--- START ---
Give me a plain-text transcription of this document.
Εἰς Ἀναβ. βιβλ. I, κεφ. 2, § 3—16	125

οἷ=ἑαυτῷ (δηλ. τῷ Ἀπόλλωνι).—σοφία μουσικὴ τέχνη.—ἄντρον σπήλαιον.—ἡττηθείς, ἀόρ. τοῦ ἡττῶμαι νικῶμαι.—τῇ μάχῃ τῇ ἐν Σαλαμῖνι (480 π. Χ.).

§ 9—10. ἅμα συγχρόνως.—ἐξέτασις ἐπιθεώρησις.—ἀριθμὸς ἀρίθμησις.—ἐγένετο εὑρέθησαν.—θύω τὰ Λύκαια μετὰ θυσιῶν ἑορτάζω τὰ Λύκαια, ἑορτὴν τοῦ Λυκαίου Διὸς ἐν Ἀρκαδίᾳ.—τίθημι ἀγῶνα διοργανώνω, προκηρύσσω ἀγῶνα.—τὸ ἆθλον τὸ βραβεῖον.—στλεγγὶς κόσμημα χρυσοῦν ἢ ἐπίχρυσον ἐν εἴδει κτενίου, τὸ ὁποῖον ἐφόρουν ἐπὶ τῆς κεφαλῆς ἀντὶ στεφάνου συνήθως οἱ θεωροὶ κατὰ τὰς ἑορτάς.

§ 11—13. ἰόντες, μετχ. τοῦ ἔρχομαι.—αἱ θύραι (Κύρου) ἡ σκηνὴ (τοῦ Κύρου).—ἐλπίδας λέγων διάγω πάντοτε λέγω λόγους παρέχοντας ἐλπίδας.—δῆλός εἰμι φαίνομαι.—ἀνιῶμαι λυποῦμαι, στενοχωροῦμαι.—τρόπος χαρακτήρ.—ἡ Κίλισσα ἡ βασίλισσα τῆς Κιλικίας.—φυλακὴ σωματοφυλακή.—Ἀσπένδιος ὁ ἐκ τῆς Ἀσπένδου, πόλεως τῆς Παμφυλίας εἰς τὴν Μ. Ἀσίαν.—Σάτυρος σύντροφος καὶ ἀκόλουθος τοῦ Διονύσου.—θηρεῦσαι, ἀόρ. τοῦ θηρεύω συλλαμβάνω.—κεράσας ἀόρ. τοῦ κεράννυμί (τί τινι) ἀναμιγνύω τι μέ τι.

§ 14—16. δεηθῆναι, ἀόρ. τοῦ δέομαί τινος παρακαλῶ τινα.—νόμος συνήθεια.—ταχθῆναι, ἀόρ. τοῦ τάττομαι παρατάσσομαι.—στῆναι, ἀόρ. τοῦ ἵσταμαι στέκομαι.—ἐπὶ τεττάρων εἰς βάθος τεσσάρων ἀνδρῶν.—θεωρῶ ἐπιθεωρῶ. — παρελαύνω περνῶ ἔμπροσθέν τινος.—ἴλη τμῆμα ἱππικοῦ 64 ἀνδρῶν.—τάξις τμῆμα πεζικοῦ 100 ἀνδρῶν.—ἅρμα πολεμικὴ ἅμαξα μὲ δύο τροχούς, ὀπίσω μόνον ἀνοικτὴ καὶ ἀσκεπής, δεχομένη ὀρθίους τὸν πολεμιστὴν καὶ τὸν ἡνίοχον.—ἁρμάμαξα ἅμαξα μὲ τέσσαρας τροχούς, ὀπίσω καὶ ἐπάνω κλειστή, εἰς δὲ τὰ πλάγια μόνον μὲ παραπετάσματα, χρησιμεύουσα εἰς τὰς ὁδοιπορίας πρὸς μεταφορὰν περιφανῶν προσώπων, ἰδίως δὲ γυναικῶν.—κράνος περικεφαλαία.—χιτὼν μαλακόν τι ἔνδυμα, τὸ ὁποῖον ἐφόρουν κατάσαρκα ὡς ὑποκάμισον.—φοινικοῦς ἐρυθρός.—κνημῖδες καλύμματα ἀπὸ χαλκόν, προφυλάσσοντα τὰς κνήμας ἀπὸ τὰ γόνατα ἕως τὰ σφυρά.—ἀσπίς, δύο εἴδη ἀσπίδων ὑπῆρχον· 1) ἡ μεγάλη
--- END ---
- [Work required]:
The full set of records should be duplicated exactly.

- [Solution for this exercise]:
Give me a plain-text transcription of this document.
Εἰς Ἀναβ. βιβλ. I, κεφ. 2, § 3—16	125

οἷ=ἑαυτῷ (δηλ. τῷ Ἀπόλλωνι).—σοφία μουσικὴ τέχνη.—ἄντρον σπήλαιον.—ἡττηθείς, ἀόρ. τοῦ ἡττῶμαι νικῶμαι.—τῇ μάχῃ τῇ ἐν Σαλαμῖνι (480 π. Χ.).

§ 9—10. ἅμα συγχρόνως.—ἐξέτασις ἐπιθεώρησις.—ἀριθμὸς ἀρίθμησις.—ἐγένετο εὑρέθησαν.—θύω τὰ Λύκαια μετὰ θυσιῶν ἑορτάζω τὰ Λύκαια, ἑορτὴν τοῦ Λυκαίου Διὸς ἐν Ἀρκαδίᾳ.—τίθημι ἀγῶνα διοργανώνω, προκηρύσσω ἀγῶνα.—τὸ ἆθλον τὸ βραβεῖον.—στλεγγὶς κόσμημα χρυσοῦν ἢ ἐπίχρυσον ἐν εἴδει κτενίου, τὸ ὁποῖον ἐφόρουν ἐπὶ τῆς κεφαλῆς ἀντὶ στεφάνου συνήθως οἱ θεωροὶ κατὰ τὰς ἑορτάς.

§ 11—13. ἰόντες, μετχ. τοῦ ἔρχομαι.—αἱ θύραι (Κύρου) ἡ σκηνὴ (τοῦ Κύρου).—ἐλπίδας λέγων διάγω πάντοτε λέγω λόγους παρέχοντας ἐλπίδας.—δῆλός εἰμι φαίνομαι.—ἀνιῶμαι λυποῦμαι, στενοχωροῦμαι.—τρόπος χαρακτήρ.—ἡ Κίλισσα ἡ βασίλισσα τῆς Κιλικίας.—φυλακὴ σωματοφυλακή.—Ἀσπένδιος ὁ ἐκ τῆς Ἀσπένδου, πόλεως τῆς Παμφυλίας εἰς τὴν Μ. Ἀσίαν.—Σάτυρος σύντροφος καὶ ἀκόλουθος τοῦ Διονύσου.—θηρεῦσαι, ἀόρ. τοῦ θηρεύω συλλαμβάνω.—κεράσας ἀόρ. τοῦ κεράννυμί (τί τινι) ἀναμιγνύω τι μέ τι.

§ 14—16. δεηθῆναι, ἀόρ. τοῦ δέομαί τινος παρακαλῶ τινα.—νόμος συνήθεια.—ταχθῆναι, ἀόρ. τοῦ τάττομαι παρατάσσομαι.—στῆναι, ἀόρ. τοῦ ἵσταμαι στέκομαι.—ἐπὶ τεττάρων εἰς βάθος τεσσάρων ἀνδρῶν.—θεωρῶ ἐπιθεωρῶ. — παρελαύνω περνῶ ἔμπροσθέν τινος.—ἴλη τμῆμα ἱππικοῦ 64 ἀνδρῶν.—τάξις τμῆμα πεζικοῦ 100 ἀνδρῶν.—ἅρμα πολεμικὴ ἅμαξα μὲ δύο τροχούς, ὀπίσω μόνον ἀνοικτὴ καὶ ἀσκεπής, δεχομένη ὀρθίους τὸν πολεμιστὴν καὶ τὸν ἡνίοχον.—ἁρμάμαξα ἅμαξα μὲ τέσσαρας τροχούς, ὀπίσω καὶ ἐπάνω κλειστή, εἰς δὲ τὰ πλάγια μόνον μὲ παραπετάσματα, χρησιμεύουσα εἰς τὰς ὁδοιπορίας πρὸς μεταφορὰν περιφανῶν προσώπων, ἰδίως δὲ γυναικῶν.—κράνος περικεφαλαία.—χιτὼν μαλακόν τι ἔνδυμα, τὸ ὁποῖον ἐφόρουν κατάσαρκα ὡς ὑποκάμισον.—φοινικοῦς ἐρυθρός.—κνημῖδες καλύμματα ἀπὸ χαλκόν, προφυλάσσοντα τὰς κνήμας ἀπὸ τὰ γόνατα ἕως τὰ σφυρά.—ἀσπίς, δύο εἴδη ἀσπίδων ὑπῆρχον· 1) ἡ μεγάλη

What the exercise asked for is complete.